* _Task directions_: Can you output the material exactly as written, minus any pictures it holds?

* _Supplied entries_:
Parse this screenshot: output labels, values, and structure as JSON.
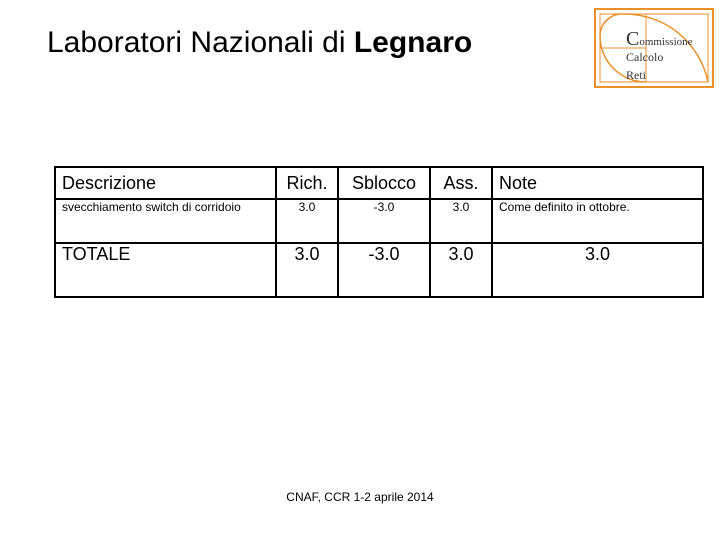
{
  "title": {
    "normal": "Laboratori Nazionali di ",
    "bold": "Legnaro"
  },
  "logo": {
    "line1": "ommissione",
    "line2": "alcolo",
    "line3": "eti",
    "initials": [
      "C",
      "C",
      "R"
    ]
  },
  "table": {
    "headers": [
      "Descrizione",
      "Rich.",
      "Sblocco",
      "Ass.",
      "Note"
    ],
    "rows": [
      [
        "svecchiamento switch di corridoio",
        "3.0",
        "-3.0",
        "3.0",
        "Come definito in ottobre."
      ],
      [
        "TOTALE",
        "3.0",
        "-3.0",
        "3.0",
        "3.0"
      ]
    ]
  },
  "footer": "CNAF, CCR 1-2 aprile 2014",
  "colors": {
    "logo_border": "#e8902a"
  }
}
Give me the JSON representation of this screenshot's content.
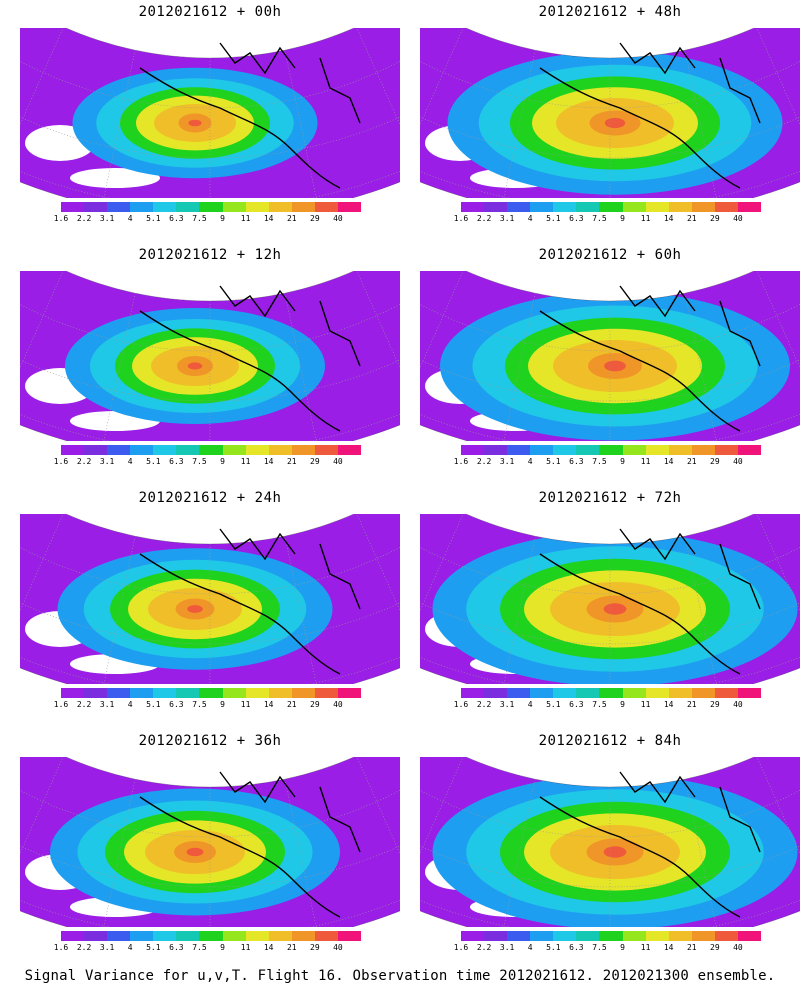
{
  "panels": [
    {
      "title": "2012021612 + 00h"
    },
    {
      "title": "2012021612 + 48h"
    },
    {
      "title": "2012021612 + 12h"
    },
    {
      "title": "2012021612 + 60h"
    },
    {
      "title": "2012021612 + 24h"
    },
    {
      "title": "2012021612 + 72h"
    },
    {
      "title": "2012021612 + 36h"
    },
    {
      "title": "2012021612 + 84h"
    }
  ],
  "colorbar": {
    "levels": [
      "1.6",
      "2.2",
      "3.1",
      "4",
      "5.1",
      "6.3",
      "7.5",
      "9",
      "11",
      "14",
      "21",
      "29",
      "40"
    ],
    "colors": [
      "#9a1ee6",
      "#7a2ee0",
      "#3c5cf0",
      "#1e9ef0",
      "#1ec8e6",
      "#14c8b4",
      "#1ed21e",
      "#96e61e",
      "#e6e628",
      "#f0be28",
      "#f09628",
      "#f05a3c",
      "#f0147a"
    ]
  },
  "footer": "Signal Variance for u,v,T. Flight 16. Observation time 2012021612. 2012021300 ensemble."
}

* _Response to the task_:
Parse this screenshot: output labels, values, and structure as JSON.
{
  "title": {
    "normal": "Laboratori Nazionali di ",
    "bold": "Legnaro"
  },
  "logo": {
    "line1": "ommissione",
    "line2": "alcolo",
    "line3": "eti",
    "initials": [
      "C",
      "C",
      "R"
    ]
  },
  "table": {
    "headers": [
      "Descrizione",
      "Rich.",
      "Sblocco",
      "Ass.",
      "Note"
    ],
    "rows": [
      [
        "svecchiamento switch di corridoio",
        "3.0",
        "-3.0",
        "3.0",
        "Come definito in ottobre."
      ],
      [
        "TOTALE",
        "3.0",
        "-3.0",
        "3.0",
        "3.0"
      ]
    ]
  },
  "footer": "CNAF, CCR 1-2 aprile 2014",
  "colors": {
    "logo_border": "#e8902a"
  }
}
Give me the JSON representation of this screenshot's content.
{
  "panels": [
    {
      "title": "2012021612 + 00h"
    },
    {
      "title": "2012021612 + 48h"
    },
    {
      "title": "2012021612 + 12h"
    },
    {
      "title": "2012021612 + 60h"
    },
    {
      "title": "2012021612 + 24h"
    },
    {
      "title": "2012021612 + 72h"
    },
    {
      "title": "2012021612 + 36h"
    },
    {
      "title": "2012021612 + 84h"
    }
  ],
  "colorbar": {
    "levels": [
      "1.6",
      "2.2",
      "3.1",
      "4",
      "5.1",
      "6.3",
      "7.5",
      "9",
      "11",
      "14",
      "21",
      "29",
      "40"
    ],
    "colors": [
      "#9a1ee6",
      "#7a2ee0",
      "#3c5cf0",
      "#1e9ef0",
      "#1ec8e6",
      "#14c8b4",
      "#1ed21e",
      "#96e61e",
      "#e6e628",
      "#f0be28",
      "#f09628",
      "#f05a3c",
      "#f0147a"
    ]
  },
  "footer": "Signal Variance for u,v,T. Flight 16. Observation time 2012021612. 2012021300 ensemble."
}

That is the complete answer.